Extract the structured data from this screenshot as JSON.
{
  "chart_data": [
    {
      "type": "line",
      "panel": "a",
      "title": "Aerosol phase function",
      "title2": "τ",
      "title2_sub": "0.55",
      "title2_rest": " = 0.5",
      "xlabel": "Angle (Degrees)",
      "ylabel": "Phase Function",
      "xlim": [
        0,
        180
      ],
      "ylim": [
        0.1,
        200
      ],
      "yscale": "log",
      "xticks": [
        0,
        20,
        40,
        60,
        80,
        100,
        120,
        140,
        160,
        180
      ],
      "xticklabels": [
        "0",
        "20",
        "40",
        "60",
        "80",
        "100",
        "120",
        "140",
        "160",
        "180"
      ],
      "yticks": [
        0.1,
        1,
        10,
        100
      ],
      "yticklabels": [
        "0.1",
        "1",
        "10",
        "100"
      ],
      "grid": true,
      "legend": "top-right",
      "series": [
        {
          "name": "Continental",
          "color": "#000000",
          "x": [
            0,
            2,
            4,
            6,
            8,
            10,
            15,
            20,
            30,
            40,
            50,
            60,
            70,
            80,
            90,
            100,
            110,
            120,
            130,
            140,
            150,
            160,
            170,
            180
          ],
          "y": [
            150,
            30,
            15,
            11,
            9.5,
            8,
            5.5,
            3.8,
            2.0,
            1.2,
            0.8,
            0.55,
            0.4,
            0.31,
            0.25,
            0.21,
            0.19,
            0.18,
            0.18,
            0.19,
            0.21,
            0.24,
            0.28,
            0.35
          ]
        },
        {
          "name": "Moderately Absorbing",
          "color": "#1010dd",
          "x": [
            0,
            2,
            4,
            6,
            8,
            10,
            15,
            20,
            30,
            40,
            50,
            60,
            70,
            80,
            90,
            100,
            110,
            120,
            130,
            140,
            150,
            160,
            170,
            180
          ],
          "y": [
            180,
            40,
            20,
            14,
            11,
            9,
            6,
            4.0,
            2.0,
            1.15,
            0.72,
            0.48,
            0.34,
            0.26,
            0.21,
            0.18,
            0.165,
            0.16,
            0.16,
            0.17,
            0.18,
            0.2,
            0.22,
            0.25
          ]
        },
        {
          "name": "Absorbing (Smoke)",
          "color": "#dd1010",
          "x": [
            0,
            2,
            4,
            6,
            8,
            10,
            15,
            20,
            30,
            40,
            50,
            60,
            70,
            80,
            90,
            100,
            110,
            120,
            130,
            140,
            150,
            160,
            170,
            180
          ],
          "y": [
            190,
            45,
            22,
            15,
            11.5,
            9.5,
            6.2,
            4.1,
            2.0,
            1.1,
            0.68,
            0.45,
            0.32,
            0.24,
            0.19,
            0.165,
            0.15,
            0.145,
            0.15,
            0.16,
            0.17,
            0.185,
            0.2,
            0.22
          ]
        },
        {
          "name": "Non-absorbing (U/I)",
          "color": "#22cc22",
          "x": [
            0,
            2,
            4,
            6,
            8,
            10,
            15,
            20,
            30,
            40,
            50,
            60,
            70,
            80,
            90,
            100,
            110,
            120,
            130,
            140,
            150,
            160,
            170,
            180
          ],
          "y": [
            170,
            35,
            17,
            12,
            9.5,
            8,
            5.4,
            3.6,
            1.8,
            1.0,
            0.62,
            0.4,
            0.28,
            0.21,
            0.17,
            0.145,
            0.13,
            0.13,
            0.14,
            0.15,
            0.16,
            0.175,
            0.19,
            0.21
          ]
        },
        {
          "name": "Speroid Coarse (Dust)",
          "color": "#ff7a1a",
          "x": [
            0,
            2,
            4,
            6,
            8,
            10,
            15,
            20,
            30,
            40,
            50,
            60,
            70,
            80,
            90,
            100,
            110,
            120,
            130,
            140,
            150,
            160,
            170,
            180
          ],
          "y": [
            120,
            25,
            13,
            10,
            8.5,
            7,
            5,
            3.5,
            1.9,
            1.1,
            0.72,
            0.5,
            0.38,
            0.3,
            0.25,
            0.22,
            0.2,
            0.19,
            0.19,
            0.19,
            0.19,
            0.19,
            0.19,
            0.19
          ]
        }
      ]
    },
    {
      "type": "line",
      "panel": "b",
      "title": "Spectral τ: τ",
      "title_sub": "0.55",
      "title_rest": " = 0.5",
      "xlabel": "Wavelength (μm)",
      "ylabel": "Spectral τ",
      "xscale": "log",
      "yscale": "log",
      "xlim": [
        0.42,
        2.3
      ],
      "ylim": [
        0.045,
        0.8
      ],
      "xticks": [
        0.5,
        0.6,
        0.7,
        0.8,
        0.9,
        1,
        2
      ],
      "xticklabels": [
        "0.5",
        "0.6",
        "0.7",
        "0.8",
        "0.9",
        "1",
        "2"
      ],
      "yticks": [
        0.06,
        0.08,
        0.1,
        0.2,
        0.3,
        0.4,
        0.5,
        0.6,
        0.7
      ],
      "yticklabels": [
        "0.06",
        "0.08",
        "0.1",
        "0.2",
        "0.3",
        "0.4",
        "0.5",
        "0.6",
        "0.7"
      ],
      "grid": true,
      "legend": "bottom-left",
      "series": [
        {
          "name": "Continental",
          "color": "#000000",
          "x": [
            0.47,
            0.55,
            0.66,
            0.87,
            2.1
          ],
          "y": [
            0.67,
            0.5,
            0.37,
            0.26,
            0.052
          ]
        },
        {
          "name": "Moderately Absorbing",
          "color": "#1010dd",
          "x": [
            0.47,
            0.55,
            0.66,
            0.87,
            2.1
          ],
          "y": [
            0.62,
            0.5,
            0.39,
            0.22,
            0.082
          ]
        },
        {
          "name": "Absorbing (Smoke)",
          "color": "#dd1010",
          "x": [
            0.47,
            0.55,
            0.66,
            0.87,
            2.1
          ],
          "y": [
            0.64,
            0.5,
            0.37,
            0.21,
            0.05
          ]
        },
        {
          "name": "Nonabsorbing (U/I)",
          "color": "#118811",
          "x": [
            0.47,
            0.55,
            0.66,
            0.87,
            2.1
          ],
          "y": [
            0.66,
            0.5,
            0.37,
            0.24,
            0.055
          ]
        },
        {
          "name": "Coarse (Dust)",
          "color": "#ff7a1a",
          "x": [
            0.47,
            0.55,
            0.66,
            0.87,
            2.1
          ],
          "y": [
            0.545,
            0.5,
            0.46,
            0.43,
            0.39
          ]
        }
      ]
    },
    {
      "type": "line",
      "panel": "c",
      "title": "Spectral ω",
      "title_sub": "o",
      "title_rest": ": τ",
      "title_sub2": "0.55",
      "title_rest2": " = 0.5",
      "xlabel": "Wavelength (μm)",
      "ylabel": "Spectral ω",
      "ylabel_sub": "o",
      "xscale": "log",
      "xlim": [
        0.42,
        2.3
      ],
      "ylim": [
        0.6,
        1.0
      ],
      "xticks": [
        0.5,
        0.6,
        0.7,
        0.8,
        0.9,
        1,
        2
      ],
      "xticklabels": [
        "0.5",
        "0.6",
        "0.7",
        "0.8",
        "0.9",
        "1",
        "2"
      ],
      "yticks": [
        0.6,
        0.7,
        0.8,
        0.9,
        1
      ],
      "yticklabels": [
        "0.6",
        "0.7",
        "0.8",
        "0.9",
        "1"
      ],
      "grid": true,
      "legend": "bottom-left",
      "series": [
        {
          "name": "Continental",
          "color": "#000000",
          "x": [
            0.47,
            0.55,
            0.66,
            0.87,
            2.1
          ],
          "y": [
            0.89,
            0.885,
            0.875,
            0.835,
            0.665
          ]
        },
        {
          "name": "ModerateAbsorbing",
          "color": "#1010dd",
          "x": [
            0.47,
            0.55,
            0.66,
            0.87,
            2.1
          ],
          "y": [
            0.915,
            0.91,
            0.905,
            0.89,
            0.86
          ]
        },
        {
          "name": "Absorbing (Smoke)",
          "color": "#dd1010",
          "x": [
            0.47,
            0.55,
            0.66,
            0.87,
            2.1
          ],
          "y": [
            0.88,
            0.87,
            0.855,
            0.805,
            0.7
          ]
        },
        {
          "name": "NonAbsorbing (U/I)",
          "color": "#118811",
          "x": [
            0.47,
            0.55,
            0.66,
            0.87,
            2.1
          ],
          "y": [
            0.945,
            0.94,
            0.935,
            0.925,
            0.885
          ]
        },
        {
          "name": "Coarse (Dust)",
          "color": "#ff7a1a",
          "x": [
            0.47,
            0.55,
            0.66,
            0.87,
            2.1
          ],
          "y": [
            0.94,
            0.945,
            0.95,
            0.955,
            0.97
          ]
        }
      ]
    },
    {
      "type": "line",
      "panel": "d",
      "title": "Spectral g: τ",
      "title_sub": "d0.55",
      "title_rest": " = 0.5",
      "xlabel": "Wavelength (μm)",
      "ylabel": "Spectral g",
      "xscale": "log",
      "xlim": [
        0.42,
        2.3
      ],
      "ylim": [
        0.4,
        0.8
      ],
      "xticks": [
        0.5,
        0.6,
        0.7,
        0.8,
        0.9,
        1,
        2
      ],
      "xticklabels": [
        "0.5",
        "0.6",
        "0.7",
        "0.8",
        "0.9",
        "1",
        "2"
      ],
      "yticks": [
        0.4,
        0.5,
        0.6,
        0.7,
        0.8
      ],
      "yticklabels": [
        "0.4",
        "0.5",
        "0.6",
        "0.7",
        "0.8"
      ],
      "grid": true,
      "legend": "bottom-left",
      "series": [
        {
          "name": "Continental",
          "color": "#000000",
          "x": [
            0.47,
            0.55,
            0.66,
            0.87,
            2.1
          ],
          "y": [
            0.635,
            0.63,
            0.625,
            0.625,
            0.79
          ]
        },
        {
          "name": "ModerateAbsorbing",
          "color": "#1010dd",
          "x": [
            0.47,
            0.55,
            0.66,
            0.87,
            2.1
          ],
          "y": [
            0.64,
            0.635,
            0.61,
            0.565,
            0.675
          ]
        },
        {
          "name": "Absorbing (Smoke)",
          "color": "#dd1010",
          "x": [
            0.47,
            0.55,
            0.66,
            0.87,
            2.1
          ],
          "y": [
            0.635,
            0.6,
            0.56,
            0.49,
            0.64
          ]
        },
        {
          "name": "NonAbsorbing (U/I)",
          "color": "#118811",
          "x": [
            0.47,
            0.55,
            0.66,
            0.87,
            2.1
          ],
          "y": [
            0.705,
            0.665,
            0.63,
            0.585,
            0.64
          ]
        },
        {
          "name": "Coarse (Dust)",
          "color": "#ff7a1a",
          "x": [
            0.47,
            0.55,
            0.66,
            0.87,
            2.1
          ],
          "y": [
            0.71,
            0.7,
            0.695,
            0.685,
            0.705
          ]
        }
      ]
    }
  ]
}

::::

● WHAT TO DO
In the entries above, find every line holding the word "Spectral" and copy it out.

● CORRECT OUTPUT
      "title": "Spectral τ: τ",
      "ylabel": "Spectral τ",
      "title": "Spectral ω",
      "ylabel": "Spectral ω",
      "title": "Spectral g: τ",
      "ylabel": "Spectral g",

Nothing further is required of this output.